### Written request
Locate the word "derivation" in the material, then show every line that holds it.

>> Start Exercise inputs

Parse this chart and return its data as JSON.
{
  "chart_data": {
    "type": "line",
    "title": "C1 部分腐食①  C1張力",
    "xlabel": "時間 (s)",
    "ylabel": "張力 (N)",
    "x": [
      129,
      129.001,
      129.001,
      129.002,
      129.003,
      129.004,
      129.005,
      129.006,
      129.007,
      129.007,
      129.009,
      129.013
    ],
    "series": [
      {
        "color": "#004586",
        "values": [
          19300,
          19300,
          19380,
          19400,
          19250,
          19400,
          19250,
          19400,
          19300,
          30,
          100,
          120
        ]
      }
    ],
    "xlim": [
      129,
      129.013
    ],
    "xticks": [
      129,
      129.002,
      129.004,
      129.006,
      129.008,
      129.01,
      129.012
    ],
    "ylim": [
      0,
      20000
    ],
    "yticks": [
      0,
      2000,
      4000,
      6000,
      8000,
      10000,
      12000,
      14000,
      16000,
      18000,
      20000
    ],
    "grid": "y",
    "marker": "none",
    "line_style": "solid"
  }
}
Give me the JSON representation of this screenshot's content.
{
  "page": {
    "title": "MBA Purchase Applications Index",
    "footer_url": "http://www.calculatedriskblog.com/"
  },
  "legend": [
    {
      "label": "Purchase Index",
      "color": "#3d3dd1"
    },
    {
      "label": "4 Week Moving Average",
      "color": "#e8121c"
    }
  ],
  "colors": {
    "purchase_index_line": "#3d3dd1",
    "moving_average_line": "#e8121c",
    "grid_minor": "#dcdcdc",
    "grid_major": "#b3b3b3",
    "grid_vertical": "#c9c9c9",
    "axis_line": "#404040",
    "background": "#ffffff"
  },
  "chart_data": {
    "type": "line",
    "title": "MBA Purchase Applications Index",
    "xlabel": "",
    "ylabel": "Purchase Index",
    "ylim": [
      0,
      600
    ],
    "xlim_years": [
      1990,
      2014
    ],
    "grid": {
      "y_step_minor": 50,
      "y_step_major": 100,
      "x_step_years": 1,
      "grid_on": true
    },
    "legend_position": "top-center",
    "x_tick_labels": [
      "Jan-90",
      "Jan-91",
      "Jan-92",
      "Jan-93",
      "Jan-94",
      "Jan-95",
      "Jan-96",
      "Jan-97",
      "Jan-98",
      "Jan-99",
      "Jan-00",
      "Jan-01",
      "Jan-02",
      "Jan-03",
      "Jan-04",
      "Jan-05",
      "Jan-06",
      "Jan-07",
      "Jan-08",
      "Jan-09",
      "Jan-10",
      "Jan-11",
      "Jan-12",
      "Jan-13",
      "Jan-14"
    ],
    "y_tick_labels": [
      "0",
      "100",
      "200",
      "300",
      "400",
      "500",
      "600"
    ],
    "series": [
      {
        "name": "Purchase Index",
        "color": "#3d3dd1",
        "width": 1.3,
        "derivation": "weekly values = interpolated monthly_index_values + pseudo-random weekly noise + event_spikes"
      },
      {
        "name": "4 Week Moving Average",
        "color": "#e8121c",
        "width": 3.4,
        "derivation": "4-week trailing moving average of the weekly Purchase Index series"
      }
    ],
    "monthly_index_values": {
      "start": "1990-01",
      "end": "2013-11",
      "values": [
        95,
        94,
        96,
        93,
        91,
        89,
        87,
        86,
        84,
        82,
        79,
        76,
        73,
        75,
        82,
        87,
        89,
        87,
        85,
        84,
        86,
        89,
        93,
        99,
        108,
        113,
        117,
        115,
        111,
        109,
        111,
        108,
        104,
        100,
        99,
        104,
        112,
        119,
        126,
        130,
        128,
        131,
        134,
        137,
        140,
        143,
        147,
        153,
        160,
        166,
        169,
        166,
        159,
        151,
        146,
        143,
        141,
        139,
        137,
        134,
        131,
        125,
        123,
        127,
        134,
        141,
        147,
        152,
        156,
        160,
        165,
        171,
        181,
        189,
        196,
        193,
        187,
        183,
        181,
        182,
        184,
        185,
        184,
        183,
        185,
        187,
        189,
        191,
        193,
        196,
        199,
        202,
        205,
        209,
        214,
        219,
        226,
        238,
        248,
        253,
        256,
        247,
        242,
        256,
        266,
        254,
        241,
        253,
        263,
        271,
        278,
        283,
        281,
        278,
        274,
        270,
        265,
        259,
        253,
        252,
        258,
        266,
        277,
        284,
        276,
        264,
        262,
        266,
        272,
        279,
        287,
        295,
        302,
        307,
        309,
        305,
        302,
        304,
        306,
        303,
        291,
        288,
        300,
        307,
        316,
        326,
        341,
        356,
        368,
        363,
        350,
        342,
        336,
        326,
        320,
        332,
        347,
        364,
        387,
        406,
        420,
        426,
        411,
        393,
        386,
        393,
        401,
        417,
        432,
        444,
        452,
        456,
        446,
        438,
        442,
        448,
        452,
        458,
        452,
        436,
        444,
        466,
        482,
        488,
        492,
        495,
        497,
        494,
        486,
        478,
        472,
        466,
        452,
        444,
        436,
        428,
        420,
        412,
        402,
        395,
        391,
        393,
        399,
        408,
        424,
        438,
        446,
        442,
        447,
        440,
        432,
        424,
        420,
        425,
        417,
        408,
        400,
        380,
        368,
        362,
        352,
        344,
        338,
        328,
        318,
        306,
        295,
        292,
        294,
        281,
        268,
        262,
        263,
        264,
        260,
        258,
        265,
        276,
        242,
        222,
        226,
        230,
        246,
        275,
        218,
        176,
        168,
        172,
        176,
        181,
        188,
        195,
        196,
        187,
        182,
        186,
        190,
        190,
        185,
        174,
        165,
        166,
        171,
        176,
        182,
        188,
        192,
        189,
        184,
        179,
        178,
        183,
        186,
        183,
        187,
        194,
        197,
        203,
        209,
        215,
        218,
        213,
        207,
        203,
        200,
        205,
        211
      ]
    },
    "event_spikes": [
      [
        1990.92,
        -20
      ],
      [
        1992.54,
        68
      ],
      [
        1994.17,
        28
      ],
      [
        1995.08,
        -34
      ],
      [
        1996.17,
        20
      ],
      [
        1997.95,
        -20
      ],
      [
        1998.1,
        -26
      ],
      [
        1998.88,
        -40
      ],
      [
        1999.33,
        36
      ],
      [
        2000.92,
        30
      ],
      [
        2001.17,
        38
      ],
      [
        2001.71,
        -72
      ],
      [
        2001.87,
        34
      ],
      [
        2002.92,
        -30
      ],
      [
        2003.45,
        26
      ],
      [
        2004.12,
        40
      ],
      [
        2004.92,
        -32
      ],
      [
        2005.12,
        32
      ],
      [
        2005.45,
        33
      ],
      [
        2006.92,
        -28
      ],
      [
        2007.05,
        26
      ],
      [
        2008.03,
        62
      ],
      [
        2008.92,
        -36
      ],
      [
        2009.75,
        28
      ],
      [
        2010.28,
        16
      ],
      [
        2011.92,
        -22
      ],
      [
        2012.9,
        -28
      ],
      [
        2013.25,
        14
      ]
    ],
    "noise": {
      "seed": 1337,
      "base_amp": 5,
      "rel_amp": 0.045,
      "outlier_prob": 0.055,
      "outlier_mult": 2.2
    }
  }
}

>> End Exercise inputs

### Solution below
        "derivation": "weekly values = interpolated monthly_index_values + pseudo-random weekly noise + event_spikes"
        "derivation": "4-week trailing moving average of the weekly Purchase Index series"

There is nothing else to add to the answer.